DIRECTIONS FOR THIS TASK >> Look through the data for the string "جعفر". Copy every line where it is found.

AVAILABLE RECORDS >>
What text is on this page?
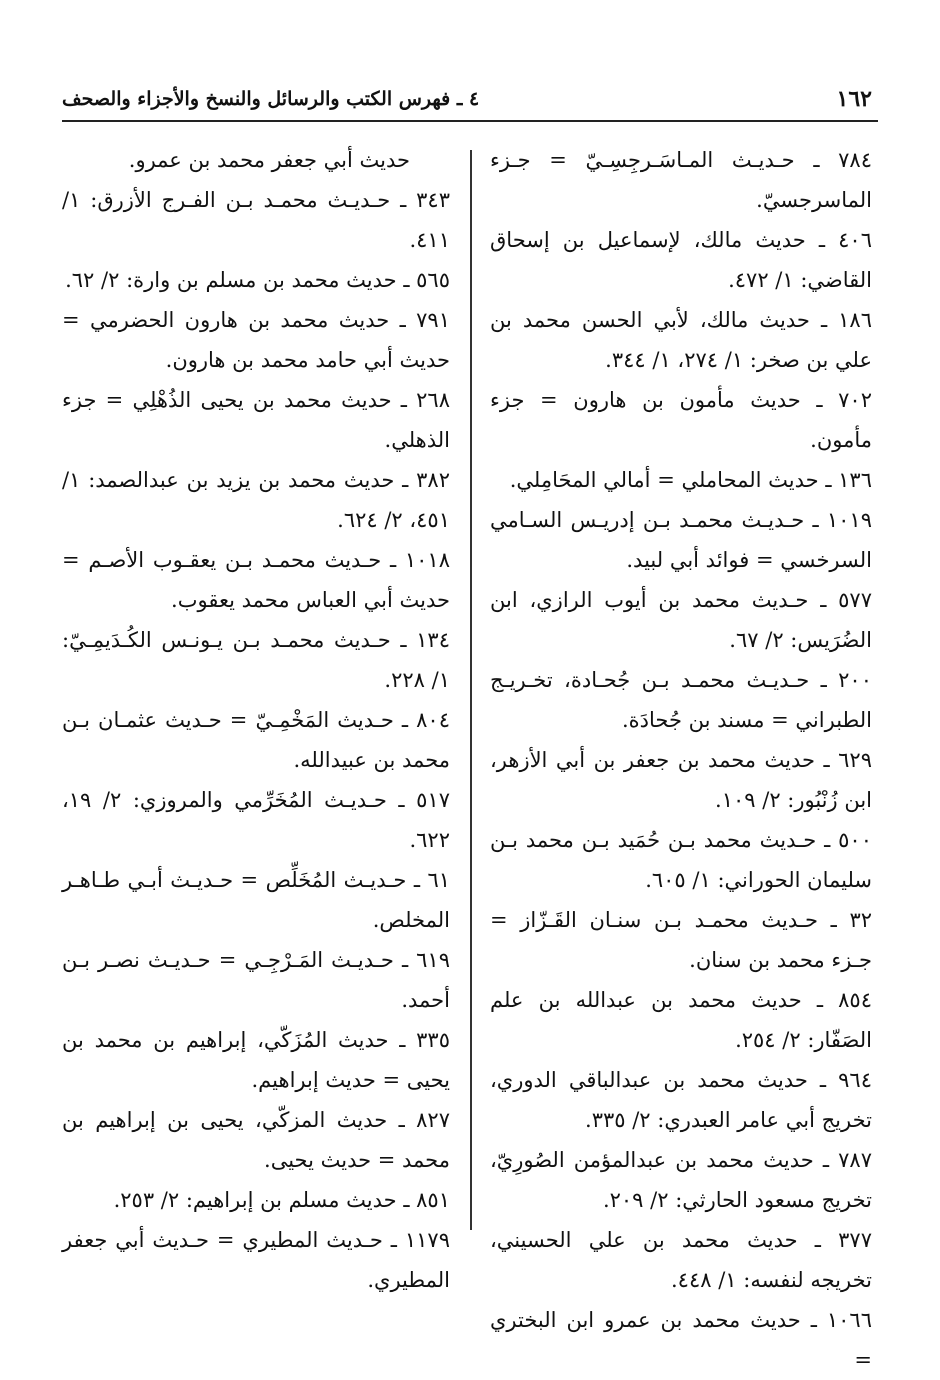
١٦٢
٤ ـ فهرس الكتب والرسائل والنسخ والأجزاء والصحف

٧٨٤ ـ حـديـث المـاسَـرجِسِـيّ = جـزء الماسرجسيّ.

٤٠٦ ـ حديث مالك، لإسماعيل بن إسحاق القاضي: ١/ ٤٧٢.

١٨٦ ـ حديث مالك، لأبي الحسن محمد بن علي بن صخر: ١/ ٢٧٤، ١/ ٣٤٤.

٧٠٢ ـ حديث مأمون بن هارون = جزء مأمون.

١٣٦ ـ حديث المحاملي = أمالي المحَامِلي.

١٠١٩ ـ حـديـث محمـد بـن إدريـس السـامي السرخسي = فوائد أبي لبيد.

٥٧٧ ـ حـديث محمد بن أيوب الرازي، ابن الضُرَيس: ٢/ ٦٧.

٢٠٠ ـ حـديـث محمـد بـن جُحـادة، تخـريـج الطبراني = مسند بن جُحادَة.

٦٢٩ ـ حديث محمد بن جعفر بن أبي الأزهر، ابن زُنْبُور: ٢/ ١٠٩.

٥٠٠ ـ حـديث محمد بـن حُمَيد بـن محمد بـن سليمان الحوراني: ١/ ٦٠٥.

٣٢ ـ حـديث محمـد بـن سنـان القَـزّاز = جـزء محمد بن سنان.

٨٥٤ ـ حديث محمد بن عبدالله بن علم الصَفّار: ٢/ ٢٥٤.

٩٦٤ ـ حديث محمد بن عبدالباقي الدوري، تخريج أبي عامر العبدري: ٢/ ٣٣٥.

٧٨٧ ـ حديث محمد بن عبدالمؤمن الصُورِيّ، تخريج مسعود الحارثي: ٢/ ٢٠٩.

٣٧٧ ـ حديث محمد بن علي الحسيني، تخريجه لنفسه: ١/ ٤٤٨.

١٠٦٦ ـ حديث محمد بن عمرو ابن البختري =

حديث أبي جعفر محمد بن عمرو.

٣٤٣ ـ حـديـث محمـد بـن الفـرج الأزرق: ١/ ٤١١.

٥٦٥ ـ حديث محمد بن مسلم بن وارة: ٢/ ٦٢.

٧٩١ ـ حديث محمد بن هارون الحضرمي = حديث أبي حامد محمد بن هارون.

٢٦٨ ـ حديث محمد بن يحيى الذُهْلِي = جزء الذهلي.

٣٨٢ ـ حديث محمد بن يزيد بن عبدالصمد: ١/ ٤٥١، ٢/ ٦٢٤.

١٠١٨ ـ حـديث محمـد بـن يعقـوب الأصـم = حديث أبي العباس محمد يعقوب.

١٣٤ ـ حـديث محمـد بـن يـونـس الكُـدَيمِـيّ: ١/ ٢٢٨.

٨٠٤ ـ حـديث المَخْمِـيّ = حـديث عثمـان بـن محمد بن عبيدالله.

٥١٧ ـ حـديـث المُخَرِّمي والمروزي: ٢/ ١٩، ٦٢٢.

٦١ ـ حـديـث المُخَلِّص = حـديـث أبـي طـاهـر المخلص.

٦١٩ ـ حـديـث المَـرْجِـي = حـديـث نصـر بـن أحمد.

٣٣٥ ـ حديث المُزَكّي، إبراهيم بن محمد بن يحيى = حديث إبراهيم.

٨٢٧ ـ حديث المزكّي، يحيى بن إبراهيم بن محمد = حديث يحيى.

٨٥١ ـ حديث مسلم بن إبراهيم: ٢/ ٢٥٣.

١١٧٩ ـ حـديث المطيري = حـديث أبي جعفر المطيري.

THE RESULT >>
٦٢٩ ـ حديث محمد بن جعفر بن أبي الأزهر، ابن زُنْبُور: ٢/ ١٠٩.
حديث أبي جعفر محمد بن عمرو.
١١٧٩ ـ حـديث المطيري = حـديث أبي جعفر المطيري.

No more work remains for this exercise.